• [PEDIDO DE TRABALHO 1]:
Como fica em inglês a frase "Portanto, é dinheiro que entra de um lado e sai do outro.", do trecho sobre a venda de ações da ENI e as dívidas de Moçambique?
• [PEDIDO DE TRABALHO 2]:
Retome o trecho sobre a venda de ações da ENI e as dívidas ocultas de Moçambique a partir do ponto em que termina.

• [TRECHO EXTRAÍDO]:
--
Operação sem efeitos económicos consideráveis
João Mosca considera "receita extraordinária” ou "única” a venda de ações da ENI à ExxonMobil relativo aos campos de gás na Bacia do Rovuma e afirma que isso não muda a perceção dos investidores internacionais em relação ao default, porque tal operação não terá efeitos económicos consideráveis.
"Vai com certeza servir para pagar dívida sem qualquer efeito sobre a economia, sobre a capacidade do Estado, a capacidade de investimento por parte dos empresários, mudanças internas na economia, isso não se vai refletir de forma nenhuma.Portanto, é dinheiro que entra de um lado e sai do outro. Naturalmente que isso pode ter algum efeito devido à redução da dívida em termos de juros". No entanto, já começam a surgir documentos que duvidam da avaliação das receitas sobre a referida venda. Estima-se que foram muito subvalorizadas, admitindo-se, segundo João Mosca, que tenha havido problemas técnicos ou de falta de transparência.
Legitimidade da dívida de algumas empresas
Na entrevista à DW África, o investigador também se pronunciou sobre a legitimidade da dívida das empresas ProIndicus, EMATUM e MAM, que não foi aprovada pelo Parlamento moçambicano.
"Essas dívidas ocultas foram ilegais, não transparentes. Uma minoria das pessoas mesmo dentro da governação conhecia esse assunto. Foram fraudulentas na medida em que o volume e os valores e as taxas de juro acordadas foram absolutamente fora [dos valores] do mercado. Foram créditos destinados, sobretudo, à área militar e, portanto, sem efeito sobre a economia. Foram investimentos tecnicamente mal feitos. Os barcos para a pesca não reuniam qualquer condição de frio, de navegabilidade, de instrumentos de navegação, de capacidade de pesca para o fim que se dizia. Houve também problemas de legalização da própria empresa para efeitos de poder pescar em águas internacionais e mesmo em condições regradas para navegação internacional. Portanto, quase tudo está errado neste processo. Então, é uma situação muito lamentável", destaca o economista moçambicano.
--
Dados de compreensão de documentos
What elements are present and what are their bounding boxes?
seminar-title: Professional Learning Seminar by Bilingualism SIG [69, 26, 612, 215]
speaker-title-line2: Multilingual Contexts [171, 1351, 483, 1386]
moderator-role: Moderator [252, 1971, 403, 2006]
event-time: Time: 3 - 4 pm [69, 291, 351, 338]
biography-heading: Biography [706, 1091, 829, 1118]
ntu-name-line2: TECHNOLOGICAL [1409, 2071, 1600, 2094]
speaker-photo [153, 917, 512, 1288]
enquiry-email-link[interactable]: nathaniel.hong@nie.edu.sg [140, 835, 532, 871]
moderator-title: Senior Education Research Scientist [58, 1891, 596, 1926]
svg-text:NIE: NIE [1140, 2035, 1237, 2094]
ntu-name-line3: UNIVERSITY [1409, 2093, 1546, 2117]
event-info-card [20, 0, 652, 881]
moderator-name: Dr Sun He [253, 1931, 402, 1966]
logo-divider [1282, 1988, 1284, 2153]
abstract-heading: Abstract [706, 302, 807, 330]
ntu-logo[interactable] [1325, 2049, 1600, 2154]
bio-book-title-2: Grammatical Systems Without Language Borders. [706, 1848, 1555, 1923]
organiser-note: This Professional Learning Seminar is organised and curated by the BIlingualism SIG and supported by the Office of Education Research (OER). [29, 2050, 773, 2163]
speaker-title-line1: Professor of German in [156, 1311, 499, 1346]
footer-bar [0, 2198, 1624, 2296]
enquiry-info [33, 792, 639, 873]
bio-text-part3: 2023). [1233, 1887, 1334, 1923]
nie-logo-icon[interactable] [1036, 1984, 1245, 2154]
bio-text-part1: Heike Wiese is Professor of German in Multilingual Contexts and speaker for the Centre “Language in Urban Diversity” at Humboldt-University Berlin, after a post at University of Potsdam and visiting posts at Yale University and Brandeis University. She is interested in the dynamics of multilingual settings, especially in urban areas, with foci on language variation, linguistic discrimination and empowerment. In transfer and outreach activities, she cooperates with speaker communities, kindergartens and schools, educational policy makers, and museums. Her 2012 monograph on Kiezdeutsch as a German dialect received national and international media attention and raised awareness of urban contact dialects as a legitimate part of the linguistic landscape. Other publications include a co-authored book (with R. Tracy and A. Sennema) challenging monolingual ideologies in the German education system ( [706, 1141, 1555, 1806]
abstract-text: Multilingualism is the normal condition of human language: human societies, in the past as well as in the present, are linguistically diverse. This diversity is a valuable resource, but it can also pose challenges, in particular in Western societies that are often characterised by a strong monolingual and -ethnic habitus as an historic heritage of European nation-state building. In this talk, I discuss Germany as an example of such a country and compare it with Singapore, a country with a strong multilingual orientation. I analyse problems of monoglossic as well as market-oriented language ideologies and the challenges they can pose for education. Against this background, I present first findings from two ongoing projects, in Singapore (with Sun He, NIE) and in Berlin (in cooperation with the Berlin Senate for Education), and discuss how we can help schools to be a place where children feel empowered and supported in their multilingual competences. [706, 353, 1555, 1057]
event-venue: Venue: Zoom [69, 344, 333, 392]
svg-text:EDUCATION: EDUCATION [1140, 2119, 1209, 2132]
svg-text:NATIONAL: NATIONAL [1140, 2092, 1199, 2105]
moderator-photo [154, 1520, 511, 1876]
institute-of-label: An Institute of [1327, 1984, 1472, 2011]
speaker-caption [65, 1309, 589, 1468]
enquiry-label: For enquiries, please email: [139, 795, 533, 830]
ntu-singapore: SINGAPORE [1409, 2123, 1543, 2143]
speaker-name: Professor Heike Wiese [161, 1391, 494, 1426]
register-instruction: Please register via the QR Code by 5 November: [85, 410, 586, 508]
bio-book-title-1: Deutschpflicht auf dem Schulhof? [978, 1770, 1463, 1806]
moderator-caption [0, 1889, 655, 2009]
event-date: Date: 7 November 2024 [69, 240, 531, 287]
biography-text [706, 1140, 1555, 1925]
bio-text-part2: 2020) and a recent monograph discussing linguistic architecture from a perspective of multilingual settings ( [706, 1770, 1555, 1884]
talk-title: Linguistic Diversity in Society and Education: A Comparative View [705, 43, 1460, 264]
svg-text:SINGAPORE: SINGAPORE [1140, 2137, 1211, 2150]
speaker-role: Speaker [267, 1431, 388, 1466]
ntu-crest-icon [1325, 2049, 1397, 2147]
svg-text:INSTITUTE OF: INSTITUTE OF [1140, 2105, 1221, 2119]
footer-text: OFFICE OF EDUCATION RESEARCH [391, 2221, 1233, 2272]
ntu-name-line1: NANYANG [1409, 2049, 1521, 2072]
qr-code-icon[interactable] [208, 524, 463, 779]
--
• [RESULTADO DO EXERCÍCIO 1]:
Therefore, it is money that comes in on one side and goes out on the other.

• [RESULTADO DO EXERCÍCIO 2]:
OGE continua negativo
Perante os factos, João Mosca sustenta que Moçambique não tem capacidade financeira para repagar a dívida porque "o Orçamento do Estado continua negativo. A balança de pagamentos continua negativa e só por aí não há como alterar essa tendência negativa no médio prazo, daqui a 4, 5, 6 anos ou mais. A única capacidade que é possível ter é através de influxos de financiamentos para pagar financiamentos não pagos. E daí terá que vir necessariamente do Fundo Monetário Internacional e de outras organizações financeiras. Sem isso Moçambique não tem qualquer capacidade. Não vale a pena pensar nisso", alerta o economista.
Além do suporte do Fundo Monetário Internacional (FMI), Mosca sugere "eventualmente uma redução das taxas de juro dos credores" mas também "alguma penalização dos bancos que atuaram de má fé", porque, acrescenta ele, "houve falta de seriedade de todas as partes – Governo, empresas e credores, incluindo os mediadores – à volta da rede financeira que se montou para os referidos investimentos".